**Work to do:**
Only a number is wanted. Count the lines holding the string "Moving".

— Start Provided entries —

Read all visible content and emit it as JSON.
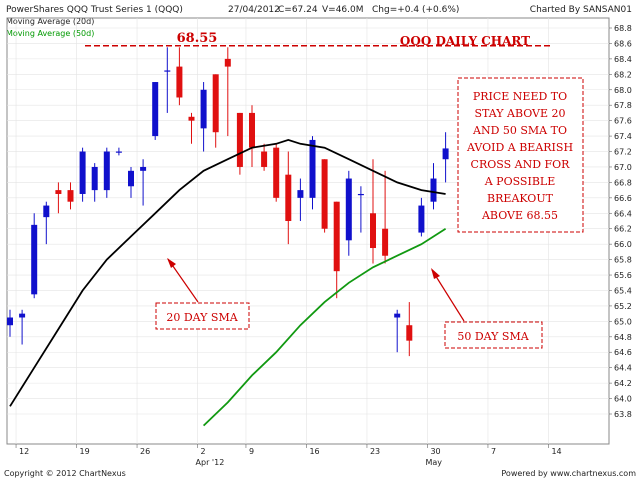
{
  "header": {
    "instrument": "PowerShares QQQ Trust Series 1 (QQQ)",
    "date": "27/04/2012",
    "close": "C=67.24",
    "volume": "V=46.0M",
    "change": "Chg=+0.4 (+0.6%)",
    "charted_by": "Charted By SANSAN01"
  },
  "legend": [
    {
      "label": "Moving Average (20d)",
      "color": "#000000"
    },
    {
      "label": "Moving Average (50d)",
      "color": "#009900"
    }
  ],
  "footer": {
    "copyright": "Copyright © 2012 ChartNexus",
    "powered": "Powered by www.chartnexus.com"
  },
  "colors": {
    "up": "#1010cc",
    "down": "#e01010",
    "sma20": "#000000",
    "sma50": "#119911",
    "annotation": "#cc0000"
  },
  "annotations": {
    "title": "QQQ DAILY CHART",
    "resistance_label": "68.55",
    "note_lines": [
      "PRICE NEED TO",
      "STAY ABOVE 20",
      "AND  50 SMA TO",
      "AVOID A BEARISH",
      "CROSS AND FOR",
      "A POSSIBLE",
      "BREAKOUT",
      "ABOVE 68.55"
    ],
    "sma20_label": "20 DAY SMA",
    "sma50_label": "50 DAY SMA"
  },
  "chart_data": {
    "type": "candlestick",
    "ylim": [
      63.8,
      68.8
    ],
    "y_ticks": [
      63.8,
      64.0,
      64.2,
      64.4,
      64.6,
      64.8,
      65.0,
      65.2,
      65.4,
      65.6,
      65.8,
      66.0,
      66.2,
      66.4,
      66.6,
      66.8,
      67.0,
      67.2,
      67.4,
      67.6,
      67.8,
      68.0,
      68.2,
      68.4,
      68.6,
      68.8
    ],
    "x_ticks": [
      {
        "label": "12",
        "index": 0.5
      },
      {
        "label": "19",
        "index": 5.5
      },
      {
        "label": "26",
        "index": 10.5
      },
      {
        "label": "2",
        "index": 15.5
      },
      {
        "label": "9",
        "index": 19.5
      },
      {
        "label": "16",
        "index": 24.5
      },
      {
        "label": "23",
        "index": 29.5
      },
      {
        "label": "30",
        "index": 34.5
      },
      {
        "label": "7",
        "index": 39.5
      },
      {
        "label": "14",
        "index": 44.5
      }
    ],
    "month_labels": [
      {
        "label": "Apr '12",
        "index": 15.5
      },
      {
        "label": "May",
        "index": 34.5
      }
    ],
    "resistance": 68.55,
    "candles": [
      {
        "o": 64.95,
        "h": 65.15,
        "l": 64.8,
        "c": 65.05
      },
      {
        "o": 65.05,
        "h": 65.15,
        "l": 64.7,
        "c": 65.1
      },
      {
        "o": 65.35,
        "h": 66.4,
        "l": 65.3,
        "c": 66.25
      },
      {
        "o": 66.35,
        "h": 66.55,
        "l": 66.0,
        "c": 66.5
      },
      {
        "o": 66.7,
        "h": 66.8,
        "l": 66.4,
        "c": 66.65
      },
      {
        "o": 66.7,
        "h": 66.8,
        "l": 66.45,
        "c": 66.55
      },
      {
        "o": 66.65,
        "h": 67.25,
        "l": 66.55,
        "c": 67.2
      },
      {
        "o": 66.7,
        "h": 67.05,
        "l": 66.55,
        "c": 67.0
      },
      {
        "o": 66.7,
        "h": 67.25,
        "l": 66.6,
        "c": 67.2
      },
      {
        "o": 67.2,
        "h": 67.25,
        "l": 67.15,
        "c": 67.2
      },
      {
        "o": 66.75,
        "h": 67.0,
        "l": 66.6,
        "c": 66.95
      },
      {
        "o": 66.95,
        "h": 67.1,
        "l": 66.5,
        "c": 67.0
      },
      {
        "o": 67.4,
        "h": 68.1,
        "l": 67.35,
        "c": 68.1
      },
      {
        "o": 68.25,
        "h": 68.55,
        "l": 67.7,
        "c": 68.25
      },
      {
        "o": 68.3,
        "h": 68.55,
        "l": 67.8,
        "c": 67.9
      },
      {
        "o": 67.65,
        "h": 67.7,
        "l": 67.3,
        "c": 67.6
      },
      {
        "o": 67.5,
        "h": 68.1,
        "l": 67.2,
        "c": 68.0
      },
      {
        "o": 68.2,
        "h": 68.2,
        "l": 67.25,
        "c": 67.45
      },
      {
        "o": 68.4,
        "h": 68.55,
        "l": 67.4,
        "c": 68.3
      },
      {
        "o": 67.7,
        "h": 67.7,
        "l": 66.9,
        "c": 67.0
      },
      {
        "o": 67.7,
        "h": 67.8,
        "l": 67.0,
        "c": 67.25
      },
      {
        "o": 67.2,
        "h": 67.3,
        "l": 66.95,
        "c": 67.0
      },
      {
        "o": 67.25,
        "h": 67.3,
        "l": 66.55,
        "c": 66.6
      },
      {
        "o": 66.9,
        "h": 67.2,
        "l": 66.0,
        "c": 66.3
      },
      {
        "o": 66.6,
        "h": 66.85,
        "l": 66.3,
        "c": 66.7
      },
      {
        "o": 66.6,
        "h": 67.4,
        "l": 66.45,
        "c": 67.35
      },
      {
        "o": 67.1,
        "h": 67.1,
        "l": 66.15,
        "c": 66.2
      },
      {
        "o": 66.55,
        "h": 66.55,
        "l": 65.3,
        "c": 65.65
      },
      {
        "o": 66.05,
        "h": 66.95,
        "l": 65.85,
        "c": 66.85
      },
      {
        "o": 66.65,
        "h": 66.75,
        "l": 66.15,
        "c": 66.65
      },
      {
        "o": 66.4,
        "h": 67.1,
        "l": 65.75,
        "c": 65.95
      },
      {
        "o": 66.2,
        "h": 66.95,
        "l": 65.75,
        "c": 65.85
      },
      {
        "o": 65.05,
        "h": 65.15,
        "l": 64.6,
        "c": 65.1
      },
      {
        "o": 64.95,
        "h": 65.25,
        "l": 64.55,
        "c": 64.75
      },
      {
        "o": 66.15,
        "h": 66.6,
        "l": 66.1,
        "c": 66.5
      },
      {
        "o": 66.55,
        "h": 67.05,
        "l": 66.45,
        "c": 66.85
      },
      {
        "o": 67.1,
        "h": 67.45,
        "l": 66.8,
        "c": 67.24
      }
    ],
    "series": [
      {
        "name": "Moving Average (20d)",
        "x_index": [
          0,
          2,
          4,
          6,
          8,
          10,
          12,
          14,
          16,
          18,
          20,
          22,
          23,
          24,
          26,
          28,
          30,
          32,
          34,
          36
        ],
        "values": [
          63.9,
          64.4,
          64.9,
          65.4,
          65.8,
          66.1,
          66.4,
          66.7,
          66.95,
          67.1,
          67.25,
          67.3,
          67.35,
          67.3,
          67.25,
          67.1,
          66.95,
          66.8,
          66.7,
          66.65
        ]
      },
      {
        "name": "Moving Average (50d)",
        "x_index": [
          16,
          18,
          20,
          22,
          24,
          26,
          28,
          30,
          32,
          34,
          36
        ],
        "values": [
          63.65,
          63.95,
          64.3,
          64.6,
          64.95,
          65.25,
          65.5,
          65.7,
          65.85,
          66.0,
          66.2
        ]
      }
    ]
  }
}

— End Provided entries —

**Expected answer:**
4